[Exercise instructions] Write the entries below out again exactly; any picture in them stays out.

[Supplied material]
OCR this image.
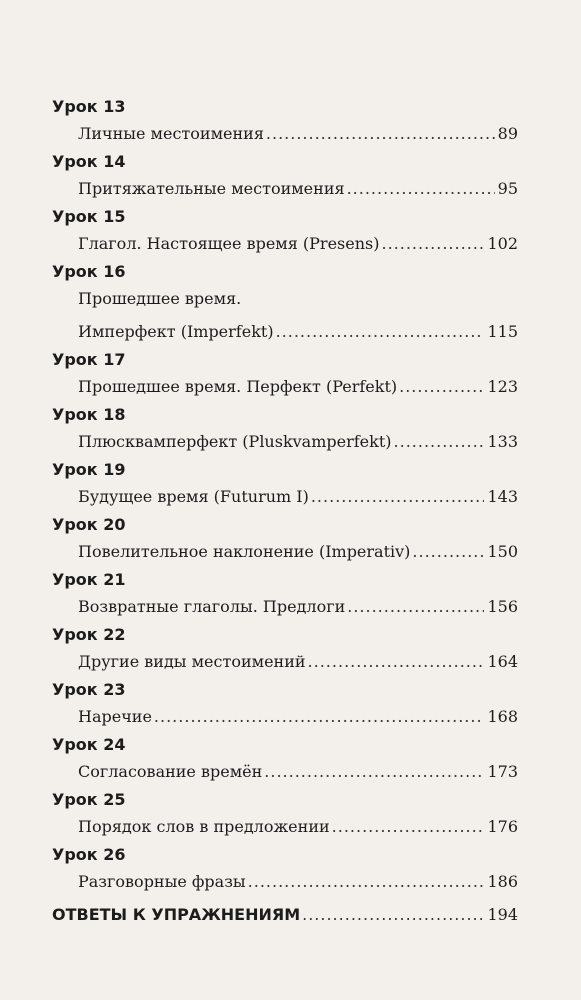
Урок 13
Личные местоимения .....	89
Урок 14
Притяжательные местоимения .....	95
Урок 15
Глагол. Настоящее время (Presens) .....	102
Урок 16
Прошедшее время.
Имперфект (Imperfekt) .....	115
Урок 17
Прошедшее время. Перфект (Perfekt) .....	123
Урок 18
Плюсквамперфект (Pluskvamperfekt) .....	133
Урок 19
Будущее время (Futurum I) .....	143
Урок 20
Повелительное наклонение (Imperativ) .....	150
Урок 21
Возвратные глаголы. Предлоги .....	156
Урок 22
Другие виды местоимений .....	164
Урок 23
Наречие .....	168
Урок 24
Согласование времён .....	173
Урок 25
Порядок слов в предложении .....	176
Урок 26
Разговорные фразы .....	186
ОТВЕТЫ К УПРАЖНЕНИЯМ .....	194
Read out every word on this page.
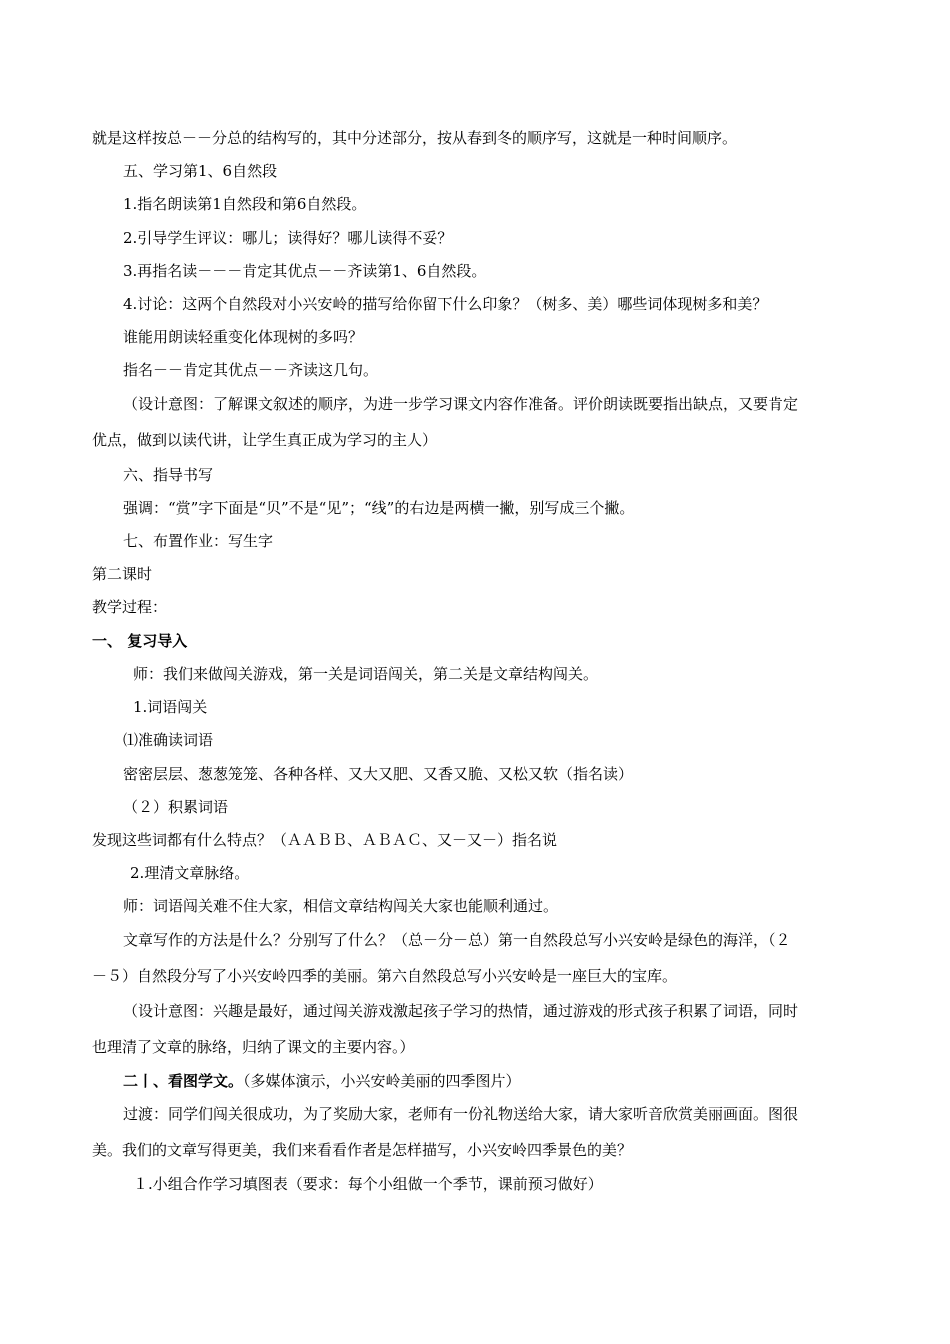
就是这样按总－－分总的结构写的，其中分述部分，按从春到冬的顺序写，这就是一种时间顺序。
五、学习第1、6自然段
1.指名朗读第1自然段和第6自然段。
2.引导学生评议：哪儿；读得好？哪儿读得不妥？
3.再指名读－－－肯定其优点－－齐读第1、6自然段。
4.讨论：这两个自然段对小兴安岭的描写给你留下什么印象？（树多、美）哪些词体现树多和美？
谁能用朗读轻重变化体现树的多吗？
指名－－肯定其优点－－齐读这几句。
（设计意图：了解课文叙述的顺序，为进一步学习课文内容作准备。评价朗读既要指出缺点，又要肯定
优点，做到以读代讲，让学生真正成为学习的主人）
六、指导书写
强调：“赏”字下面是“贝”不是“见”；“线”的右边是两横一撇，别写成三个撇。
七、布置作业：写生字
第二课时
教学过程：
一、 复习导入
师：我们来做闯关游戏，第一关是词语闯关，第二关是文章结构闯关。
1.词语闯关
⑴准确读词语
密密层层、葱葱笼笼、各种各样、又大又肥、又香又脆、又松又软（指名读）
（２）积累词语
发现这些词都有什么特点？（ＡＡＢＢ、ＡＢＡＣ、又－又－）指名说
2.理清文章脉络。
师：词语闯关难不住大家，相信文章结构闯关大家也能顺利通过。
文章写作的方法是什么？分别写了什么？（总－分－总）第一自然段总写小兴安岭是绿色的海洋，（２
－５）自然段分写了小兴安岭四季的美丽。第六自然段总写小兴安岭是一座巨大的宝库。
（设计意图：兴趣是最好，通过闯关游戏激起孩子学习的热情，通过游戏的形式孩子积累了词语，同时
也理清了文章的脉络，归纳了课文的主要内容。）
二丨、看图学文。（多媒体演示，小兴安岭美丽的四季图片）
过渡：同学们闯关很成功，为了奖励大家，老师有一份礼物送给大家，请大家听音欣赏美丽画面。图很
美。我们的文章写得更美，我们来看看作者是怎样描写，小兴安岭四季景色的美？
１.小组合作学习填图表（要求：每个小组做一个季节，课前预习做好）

[Output below]
OCR this image.
Урок 13
Личные местоимения .....	89
Урок 14
Притяжательные местоимения .....	95
Урок 15
Глагол. Настоящее время (Presens) .....	102
Урок 16
Прошедшее время.
Имперфект (Imperfekt) .....	115
Урок 17
Прошедшее время. Перфект (Perfekt) .....	123
Урок 18
Плюсквамперфект (Pluskvamperfekt) .....	133
Урок 19
Будущее время (Futurum I) .....	143
Урок 20
Повелительное наклонение (Imperativ) .....	150
Урок 21
Возвратные глаголы. Предлоги .....	156
Урок 22
Другие виды местоимений .....	164
Урок 23
Наречие .....	168
Урок 24
Согласование времён .....	173
Урок 25
Порядок слов в предложении .....	176
Урок 26
Разговорные фразы .....	186
ОТВЕТЫ К УПРАЖНЕНИЯМ .....	194
Read out every word on this page.
就是这样按总－－分总的结构写的，其中分述部分，按从春到冬的顺序写，这就是一种时间顺序。
五、学习第1、6自然段
1.指名朗读第1自然段和第6自然段。
2.引导学生评议：哪儿；读得好？哪儿读得不妥？
3.再指名读－－－肯定其优点－－齐读第1、6自然段。
4.讨论：这两个自然段对小兴安岭的描写给你留下什么印象？（树多、美）哪些词体现树多和美？
谁能用朗读轻重变化体现树的多吗？
指名－－肯定其优点－－齐读这几句。
（设计意图：了解课文叙述的顺序，为进一步学习课文内容作准备。评价朗读既要指出缺点，又要肯定
优点，做到以读代讲，让学生真正成为学习的主人）
六、指导书写
强调：“赏”字下面是“贝”不是“见”；“线”的右边是两横一撇，别写成三个撇。
七、布置作业：写生字
第二课时
教学过程：
一、 复习导入
师：我们来做闯关游戏，第一关是词语闯关，第二关是文章结构闯关。
1.词语闯关
⑴准确读词语
密密层层、葱葱笼笼、各种各样、又大又肥、又香又脆、又松又软（指名读）
（２）积累词语
发现这些词都有什么特点？（ＡＡＢＢ、ＡＢＡＣ、又－又－）指名说
2.理清文章脉络。
师：词语闯关难不住大家，相信文章结构闯关大家也能顺利通过。
文章写作的方法是什么？分别写了什么？（总－分－总）第一自然段总写小兴安岭是绿色的海洋，（２
－５）自然段分写了小兴安岭四季的美丽。第六自然段总写小兴安岭是一座巨大的宝库。
（设计意图：兴趣是最好，通过闯关游戏激起孩子学习的热情，通过游戏的形式孩子积累了词语，同时
也理清了文章的脉络，归纳了课文的主要内容。）
二丨、看图学文。（多媒体演示，小兴安岭美丽的四季图片）
过渡：同学们闯关很成功，为了奖励大家，老师有一份礼物送给大家，请大家听音欣赏美丽画面。图很
美。我们的文章写得更美，我们来看看作者是怎样描写，小兴安岭四季景色的美？
１.小组合作学习填图表（要求：每个小组做一个季节，课前预习做好）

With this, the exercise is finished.